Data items
--- Begin ---

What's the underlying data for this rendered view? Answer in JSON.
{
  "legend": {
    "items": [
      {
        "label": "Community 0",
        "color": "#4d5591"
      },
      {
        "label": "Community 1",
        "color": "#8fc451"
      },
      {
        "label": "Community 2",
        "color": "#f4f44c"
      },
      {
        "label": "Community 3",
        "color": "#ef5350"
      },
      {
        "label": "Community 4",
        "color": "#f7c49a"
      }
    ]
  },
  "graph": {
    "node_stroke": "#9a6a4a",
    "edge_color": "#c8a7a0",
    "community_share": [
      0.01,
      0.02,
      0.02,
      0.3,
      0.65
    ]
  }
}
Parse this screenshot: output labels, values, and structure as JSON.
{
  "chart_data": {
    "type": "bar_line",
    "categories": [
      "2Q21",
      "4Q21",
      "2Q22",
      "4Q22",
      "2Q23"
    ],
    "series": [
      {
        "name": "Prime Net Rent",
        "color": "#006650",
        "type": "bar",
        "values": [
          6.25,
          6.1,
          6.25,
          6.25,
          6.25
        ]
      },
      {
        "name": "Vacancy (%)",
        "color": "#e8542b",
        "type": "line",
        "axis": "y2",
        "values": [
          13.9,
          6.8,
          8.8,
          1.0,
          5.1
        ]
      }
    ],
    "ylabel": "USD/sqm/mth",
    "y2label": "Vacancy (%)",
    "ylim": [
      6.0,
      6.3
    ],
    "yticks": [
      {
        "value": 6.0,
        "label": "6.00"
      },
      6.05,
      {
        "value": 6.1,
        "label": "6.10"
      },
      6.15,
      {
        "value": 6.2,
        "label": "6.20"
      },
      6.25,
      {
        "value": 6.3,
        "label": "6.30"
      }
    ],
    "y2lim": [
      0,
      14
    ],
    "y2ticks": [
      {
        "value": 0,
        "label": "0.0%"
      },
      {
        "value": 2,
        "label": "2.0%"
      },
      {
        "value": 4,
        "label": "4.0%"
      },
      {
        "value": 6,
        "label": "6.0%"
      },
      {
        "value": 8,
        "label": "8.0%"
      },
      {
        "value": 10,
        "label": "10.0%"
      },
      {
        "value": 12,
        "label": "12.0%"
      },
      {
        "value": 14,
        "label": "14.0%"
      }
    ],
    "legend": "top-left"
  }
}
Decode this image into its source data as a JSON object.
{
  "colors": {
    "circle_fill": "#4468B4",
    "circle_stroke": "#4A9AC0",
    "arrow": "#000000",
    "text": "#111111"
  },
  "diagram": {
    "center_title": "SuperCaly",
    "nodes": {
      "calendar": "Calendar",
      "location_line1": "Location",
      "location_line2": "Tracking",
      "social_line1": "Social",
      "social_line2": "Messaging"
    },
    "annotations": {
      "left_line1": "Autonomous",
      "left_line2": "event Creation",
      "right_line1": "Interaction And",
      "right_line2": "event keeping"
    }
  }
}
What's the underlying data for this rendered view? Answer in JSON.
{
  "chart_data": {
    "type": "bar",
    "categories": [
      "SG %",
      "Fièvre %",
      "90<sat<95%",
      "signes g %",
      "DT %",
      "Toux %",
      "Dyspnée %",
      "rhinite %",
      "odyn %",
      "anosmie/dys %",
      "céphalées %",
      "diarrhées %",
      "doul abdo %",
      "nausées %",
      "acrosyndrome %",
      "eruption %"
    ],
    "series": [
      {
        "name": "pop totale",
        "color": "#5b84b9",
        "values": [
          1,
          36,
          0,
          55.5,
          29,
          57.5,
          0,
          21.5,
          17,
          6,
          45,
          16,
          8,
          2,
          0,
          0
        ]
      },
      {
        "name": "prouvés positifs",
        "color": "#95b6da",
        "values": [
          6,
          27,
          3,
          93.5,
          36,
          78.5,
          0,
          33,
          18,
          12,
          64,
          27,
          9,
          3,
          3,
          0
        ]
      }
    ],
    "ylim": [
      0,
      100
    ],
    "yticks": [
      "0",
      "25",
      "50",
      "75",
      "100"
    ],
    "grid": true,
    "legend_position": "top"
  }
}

--- End ---

TASK STATEMENT:
Print the entries exactly. Include every one.

RESPONSE TO THIS TASK:
What's the underlying data for this rendered view? Answer in JSON.
{
  "legend": {
    "items": [
      {
        "label": "Community 0",
        "color": "#4d5591"
      },
      {
        "label": "Community 1",
        "color": "#8fc451"
      },
      {
        "label": "Community 2",
        "color": "#f4f44c"
      },
      {
        "label": "Community 3",
        "color": "#ef5350"
      },
      {
        "label": "Community 4",
        "color": "#f7c49a"
      }
    ]
  },
  "graph": {
    "node_stroke": "#9a6a4a",
    "edge_color": "#c8a7a0",
    "community_share": [
      0.01,
      0.02,
      0.02,
      0.3,
      0.65
    ]
  }
}
Parse this screenshot: output labels, values, and structure as JSON.
{
  "chart_data": {
    "type": "bar_line",
    "categories": [
      "2Q21",
      "4Q21",
      "2Q22",
      "4Q22",
      "2Q23"
    ],
    "series": [
      {
        "name": "Prime Net Rent",
        "color": "#006650",
        "type": "bar",
        "values": [
          6.25,
          6.1,
          6.25,
          6.25,
          6.25
        ]
      },
      {
        "name": "Vacancy (%)",
        "color": "#e8542b",
        "type": "line",
        "axis": "y2",
        "values": [
          13.9,
          6.8,
          8.8,
          1.0,
          5.1
        ]
      }
    ],
    "ylabel": "USD/sqm/mth",
    "y2label": "Vacancy (%)",
    "ylim": [
      6.0,
      6.3
    ],
    "yticks": [
      {
        "value": 6.0,
        "label": "6.00"
      },
      6.05,
      {
        "value": 6.1,
        "label": "6.10"
      },
      6.15,
      {
        "value": 6.2,
        "label": "6.20"
      },
      6.25,
      {
        "value": 6.3,
        "label": "6.30"
      }
    ],
    "y2lim": [
      0,
      14
    ],
    "y2ticks": [
      {
        "value": 0,
        "label": "0.0%"
      },
      {
        "value": 2,
        "label": "2.0%"
      },
      {
        "value": 4,
        "label": "4.0%"
      },
      {
        "value": 6,
        "label": "6.0%"
      },
      {
        "value": 8,
        "label": "8.0%"
      },
      {
        "value": 10,
        "label": "10.0%"
      },
      {
        "value": 12,
        "label": "12.0%"
      },
      {
        "value": 14,
        "label": "14.0%"
      }
    ],
    "legend": "top-left"
  }
}
Decode this image into its source data as a JSON object.
{
  "colors": {
    "circle_fill": "#4468B4",
    "circle_stroke": "#4A9AC0",
    "arrow": "#000000",
    "text": "#111111"
  },
  "diagram": {
    "center_title": "SuperCaly",
    "nodes": {
      "calendar": "Calendar",
      "location_line1": "Location",
      "location_line2": "Tracking",
      "social_line1": "Social",
      "social_line2": "Messaging"
    },
    "annotations": {
      "left_line1": "Autonomous",
      "left_line2": "event Creation",
      "right_line1": "Interaction And",
      "right_line2": "event keeping"
    }
  }
}
What's the underlying data for this rendered view? Answer in JSON.
{
  "chart_data": {
    "type": "bar",
    "categories": [
      "SG %",
      "Fièvre %",
      "90<sat<95%",
      "signes g %",
      "DT %",
      "Toux %",
      "Dyspnée %",
      "rhinite %",
      "odyn %",
      "anosmie/dys %",
      "céphalées %",
      "diarrhées %",
      "doul abdo %",
      "nausées %",
      "acrosyndrome %",
      "eruption %"
    ],
    "series": [
      {
        "name": "pop totale",
        "color": "#5b84b9",
        "values": [
          1,
          36,
          0,
          55.5,
          29,
          57.5,
          0,
          21.5,
          17,
          6,
          45,
          16,
          8,
          2,
          0,
          0
        ]
      },
      {
        "name": "prouvés positifs",
        "color": "#95b6da",
        "values": [
          6,
          27,
          3,
          93.5,
          36,
          78.5,
          0,
          33,
          18,
          12,
          64,
          27,
          9,
          3,
          3,
          0
        ]
      }
    ],
    "ylim": [
      0,
      100
    ],
    "yticks": [
      "0",
      "25",
      "50",
      "75",
      "100"
    ],
    "grid": true,
    "legend_position": "top"
  }
}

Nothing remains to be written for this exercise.